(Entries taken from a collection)
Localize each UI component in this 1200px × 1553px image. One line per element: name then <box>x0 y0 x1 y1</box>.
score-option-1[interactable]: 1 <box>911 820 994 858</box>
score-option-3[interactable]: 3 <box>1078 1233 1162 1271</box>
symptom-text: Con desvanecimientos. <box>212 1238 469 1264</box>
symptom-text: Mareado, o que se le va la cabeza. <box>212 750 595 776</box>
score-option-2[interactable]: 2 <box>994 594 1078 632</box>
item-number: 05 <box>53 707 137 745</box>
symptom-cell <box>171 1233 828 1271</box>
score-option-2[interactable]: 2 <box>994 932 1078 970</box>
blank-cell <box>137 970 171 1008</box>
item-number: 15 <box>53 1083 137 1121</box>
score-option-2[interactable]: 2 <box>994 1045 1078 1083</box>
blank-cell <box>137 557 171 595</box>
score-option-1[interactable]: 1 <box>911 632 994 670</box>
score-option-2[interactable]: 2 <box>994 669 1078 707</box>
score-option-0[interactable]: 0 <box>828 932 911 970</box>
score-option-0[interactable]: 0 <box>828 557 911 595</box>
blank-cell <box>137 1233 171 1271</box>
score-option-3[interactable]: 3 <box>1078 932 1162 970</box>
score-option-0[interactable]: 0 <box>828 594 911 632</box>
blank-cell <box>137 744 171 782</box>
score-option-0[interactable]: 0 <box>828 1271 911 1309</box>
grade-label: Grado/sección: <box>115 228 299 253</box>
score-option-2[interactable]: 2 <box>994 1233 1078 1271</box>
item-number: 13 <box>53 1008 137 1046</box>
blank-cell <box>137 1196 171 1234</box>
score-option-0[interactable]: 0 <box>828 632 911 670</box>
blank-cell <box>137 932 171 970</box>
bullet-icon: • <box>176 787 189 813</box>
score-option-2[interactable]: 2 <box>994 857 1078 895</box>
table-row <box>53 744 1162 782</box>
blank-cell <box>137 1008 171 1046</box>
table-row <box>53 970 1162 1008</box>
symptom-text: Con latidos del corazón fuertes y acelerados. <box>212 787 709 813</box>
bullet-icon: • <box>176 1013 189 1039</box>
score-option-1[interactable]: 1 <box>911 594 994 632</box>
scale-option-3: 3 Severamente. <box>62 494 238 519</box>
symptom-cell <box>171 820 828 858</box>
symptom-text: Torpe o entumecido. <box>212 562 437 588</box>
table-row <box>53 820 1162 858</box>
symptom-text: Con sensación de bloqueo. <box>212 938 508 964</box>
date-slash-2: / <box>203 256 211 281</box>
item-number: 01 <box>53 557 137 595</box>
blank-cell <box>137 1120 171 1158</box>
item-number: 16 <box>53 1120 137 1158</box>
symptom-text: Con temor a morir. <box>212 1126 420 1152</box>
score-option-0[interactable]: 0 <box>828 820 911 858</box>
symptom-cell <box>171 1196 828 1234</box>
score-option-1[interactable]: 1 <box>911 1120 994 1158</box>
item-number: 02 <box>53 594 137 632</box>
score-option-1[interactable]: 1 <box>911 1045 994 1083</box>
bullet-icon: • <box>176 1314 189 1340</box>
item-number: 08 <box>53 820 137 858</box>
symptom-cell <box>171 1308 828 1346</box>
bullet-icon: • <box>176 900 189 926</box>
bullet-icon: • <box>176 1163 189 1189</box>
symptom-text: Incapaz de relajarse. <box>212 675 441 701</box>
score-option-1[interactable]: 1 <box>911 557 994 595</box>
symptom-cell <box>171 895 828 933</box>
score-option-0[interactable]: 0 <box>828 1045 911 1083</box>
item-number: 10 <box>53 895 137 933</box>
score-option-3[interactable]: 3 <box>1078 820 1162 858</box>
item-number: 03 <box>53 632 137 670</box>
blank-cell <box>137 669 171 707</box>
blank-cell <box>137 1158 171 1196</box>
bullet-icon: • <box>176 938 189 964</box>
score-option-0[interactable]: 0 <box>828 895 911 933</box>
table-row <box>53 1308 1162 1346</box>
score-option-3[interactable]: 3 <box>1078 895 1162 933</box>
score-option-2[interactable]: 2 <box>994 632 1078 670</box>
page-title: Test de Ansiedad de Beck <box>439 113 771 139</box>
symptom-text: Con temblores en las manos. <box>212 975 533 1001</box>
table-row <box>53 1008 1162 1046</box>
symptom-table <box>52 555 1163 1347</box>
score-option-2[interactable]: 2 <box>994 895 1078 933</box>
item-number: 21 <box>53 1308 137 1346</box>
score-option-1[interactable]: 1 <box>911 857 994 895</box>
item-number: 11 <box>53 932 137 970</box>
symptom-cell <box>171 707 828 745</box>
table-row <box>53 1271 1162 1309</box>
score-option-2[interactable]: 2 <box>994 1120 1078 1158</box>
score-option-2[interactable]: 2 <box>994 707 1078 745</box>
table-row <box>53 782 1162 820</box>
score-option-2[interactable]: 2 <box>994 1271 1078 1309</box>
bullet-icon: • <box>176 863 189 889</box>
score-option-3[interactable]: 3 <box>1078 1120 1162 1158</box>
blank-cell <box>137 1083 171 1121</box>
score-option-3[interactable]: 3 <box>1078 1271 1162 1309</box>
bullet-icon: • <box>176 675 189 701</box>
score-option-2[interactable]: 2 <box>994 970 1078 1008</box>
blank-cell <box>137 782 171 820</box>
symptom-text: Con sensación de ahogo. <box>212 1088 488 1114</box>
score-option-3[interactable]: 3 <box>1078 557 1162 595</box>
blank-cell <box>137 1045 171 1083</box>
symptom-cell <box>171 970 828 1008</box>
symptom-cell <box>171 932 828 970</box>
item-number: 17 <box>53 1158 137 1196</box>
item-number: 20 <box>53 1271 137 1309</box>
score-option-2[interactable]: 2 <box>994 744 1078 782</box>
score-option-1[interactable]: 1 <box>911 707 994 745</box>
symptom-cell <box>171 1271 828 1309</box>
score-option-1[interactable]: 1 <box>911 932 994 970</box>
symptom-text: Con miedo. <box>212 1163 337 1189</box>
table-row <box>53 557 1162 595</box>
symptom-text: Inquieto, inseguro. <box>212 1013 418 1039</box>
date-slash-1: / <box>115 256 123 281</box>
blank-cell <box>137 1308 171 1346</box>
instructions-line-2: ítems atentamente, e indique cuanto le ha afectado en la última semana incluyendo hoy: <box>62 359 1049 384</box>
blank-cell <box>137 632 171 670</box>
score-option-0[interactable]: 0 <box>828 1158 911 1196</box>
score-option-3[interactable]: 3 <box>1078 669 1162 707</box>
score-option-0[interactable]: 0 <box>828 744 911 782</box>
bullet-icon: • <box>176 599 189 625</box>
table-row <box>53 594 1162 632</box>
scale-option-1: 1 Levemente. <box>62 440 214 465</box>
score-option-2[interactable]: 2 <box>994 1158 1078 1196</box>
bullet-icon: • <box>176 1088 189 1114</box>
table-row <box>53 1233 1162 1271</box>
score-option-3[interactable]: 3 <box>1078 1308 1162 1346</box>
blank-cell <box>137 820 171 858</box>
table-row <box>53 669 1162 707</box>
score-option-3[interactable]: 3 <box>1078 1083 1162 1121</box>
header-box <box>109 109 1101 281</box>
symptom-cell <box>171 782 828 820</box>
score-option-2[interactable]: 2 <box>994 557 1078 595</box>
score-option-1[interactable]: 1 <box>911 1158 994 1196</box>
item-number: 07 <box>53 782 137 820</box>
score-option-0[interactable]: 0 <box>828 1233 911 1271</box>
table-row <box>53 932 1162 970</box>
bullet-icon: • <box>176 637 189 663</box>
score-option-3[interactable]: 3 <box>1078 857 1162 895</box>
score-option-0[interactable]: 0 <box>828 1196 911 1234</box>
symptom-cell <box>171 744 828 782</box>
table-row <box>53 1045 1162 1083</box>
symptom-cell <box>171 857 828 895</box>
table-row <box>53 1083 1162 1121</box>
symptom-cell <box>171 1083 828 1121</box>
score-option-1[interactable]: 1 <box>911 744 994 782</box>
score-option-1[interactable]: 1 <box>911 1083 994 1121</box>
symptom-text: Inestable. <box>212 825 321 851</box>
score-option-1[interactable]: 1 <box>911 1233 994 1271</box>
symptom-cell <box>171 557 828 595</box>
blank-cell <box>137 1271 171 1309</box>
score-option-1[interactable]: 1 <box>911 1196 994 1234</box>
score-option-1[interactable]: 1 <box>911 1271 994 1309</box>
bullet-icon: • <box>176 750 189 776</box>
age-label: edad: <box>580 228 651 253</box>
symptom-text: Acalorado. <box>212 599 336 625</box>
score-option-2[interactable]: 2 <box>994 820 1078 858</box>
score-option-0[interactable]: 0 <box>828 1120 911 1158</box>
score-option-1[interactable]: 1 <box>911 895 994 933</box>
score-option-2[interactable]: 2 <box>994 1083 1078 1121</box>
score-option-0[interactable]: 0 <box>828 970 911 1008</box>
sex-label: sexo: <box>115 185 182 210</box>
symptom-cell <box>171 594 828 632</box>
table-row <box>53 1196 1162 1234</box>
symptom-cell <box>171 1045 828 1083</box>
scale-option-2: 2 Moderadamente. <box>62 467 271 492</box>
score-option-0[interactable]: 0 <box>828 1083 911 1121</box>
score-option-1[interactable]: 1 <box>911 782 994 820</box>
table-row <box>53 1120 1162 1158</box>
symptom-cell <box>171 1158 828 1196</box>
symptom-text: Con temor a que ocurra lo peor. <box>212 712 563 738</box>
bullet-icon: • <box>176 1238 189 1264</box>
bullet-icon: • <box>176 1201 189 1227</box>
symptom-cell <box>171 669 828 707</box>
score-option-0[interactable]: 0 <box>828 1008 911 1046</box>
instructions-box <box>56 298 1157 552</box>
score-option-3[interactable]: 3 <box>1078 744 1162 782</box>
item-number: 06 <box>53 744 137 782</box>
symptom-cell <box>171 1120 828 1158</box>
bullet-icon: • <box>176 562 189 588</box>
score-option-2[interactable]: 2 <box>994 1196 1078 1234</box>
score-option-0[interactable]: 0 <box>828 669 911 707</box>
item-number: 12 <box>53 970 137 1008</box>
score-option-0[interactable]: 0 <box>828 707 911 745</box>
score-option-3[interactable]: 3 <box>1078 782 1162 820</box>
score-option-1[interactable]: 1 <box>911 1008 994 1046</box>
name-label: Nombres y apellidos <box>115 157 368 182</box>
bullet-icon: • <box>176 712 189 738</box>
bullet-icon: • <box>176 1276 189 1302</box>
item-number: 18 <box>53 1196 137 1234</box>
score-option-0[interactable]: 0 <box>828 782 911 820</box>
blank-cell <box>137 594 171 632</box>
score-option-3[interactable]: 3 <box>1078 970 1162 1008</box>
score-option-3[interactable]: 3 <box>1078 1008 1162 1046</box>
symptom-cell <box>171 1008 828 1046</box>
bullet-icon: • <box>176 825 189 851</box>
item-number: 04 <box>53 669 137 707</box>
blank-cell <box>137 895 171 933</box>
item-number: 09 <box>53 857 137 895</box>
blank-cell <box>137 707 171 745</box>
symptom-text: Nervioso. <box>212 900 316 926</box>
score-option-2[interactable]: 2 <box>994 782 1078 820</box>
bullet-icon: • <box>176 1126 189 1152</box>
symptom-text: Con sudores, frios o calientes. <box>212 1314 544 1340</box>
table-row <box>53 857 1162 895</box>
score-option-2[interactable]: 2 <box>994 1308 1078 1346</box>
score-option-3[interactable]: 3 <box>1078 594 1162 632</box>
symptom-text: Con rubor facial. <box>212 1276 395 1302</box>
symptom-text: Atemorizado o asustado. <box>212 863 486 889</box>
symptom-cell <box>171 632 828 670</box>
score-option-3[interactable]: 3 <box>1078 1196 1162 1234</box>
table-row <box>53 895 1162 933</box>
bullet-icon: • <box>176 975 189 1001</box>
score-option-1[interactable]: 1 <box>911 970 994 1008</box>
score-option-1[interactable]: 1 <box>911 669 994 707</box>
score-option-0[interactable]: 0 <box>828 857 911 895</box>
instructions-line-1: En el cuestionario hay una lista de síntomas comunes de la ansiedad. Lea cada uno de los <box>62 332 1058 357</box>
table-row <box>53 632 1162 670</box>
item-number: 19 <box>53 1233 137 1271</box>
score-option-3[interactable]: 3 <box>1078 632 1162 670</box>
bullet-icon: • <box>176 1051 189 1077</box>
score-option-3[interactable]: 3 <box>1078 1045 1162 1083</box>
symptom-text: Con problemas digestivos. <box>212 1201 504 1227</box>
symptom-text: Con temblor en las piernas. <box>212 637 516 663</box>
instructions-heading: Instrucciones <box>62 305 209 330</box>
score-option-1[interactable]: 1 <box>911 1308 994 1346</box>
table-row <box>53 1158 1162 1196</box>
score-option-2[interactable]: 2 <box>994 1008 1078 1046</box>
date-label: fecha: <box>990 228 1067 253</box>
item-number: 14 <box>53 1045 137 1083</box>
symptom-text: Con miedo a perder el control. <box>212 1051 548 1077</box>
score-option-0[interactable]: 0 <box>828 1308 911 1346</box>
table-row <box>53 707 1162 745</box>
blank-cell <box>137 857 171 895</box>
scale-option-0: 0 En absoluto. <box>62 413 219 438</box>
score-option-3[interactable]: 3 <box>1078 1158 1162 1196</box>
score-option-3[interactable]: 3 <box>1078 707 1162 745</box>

**YOUR INSTRUCTIONS**
Switch "symptom-text" to "symptom-label" in the records from the start through the line containing "symptom-text: Con desvanecimientos.", and write out those lines with nothing else changed.

**COMPLETED EXERCISE**
Localize each UI component in this 1200px × 1553px image. One line per element: name then <box>x0 y0 x1 y1</box>.
score-option-1[interactable]: 1 <box>911 820 994 858</box>
score-option-3[interactable]: 3 <box>1078 1233 1162 1271</box>
symptom-label: Con desvanecimientos. <box>212 1238 469 1264</box>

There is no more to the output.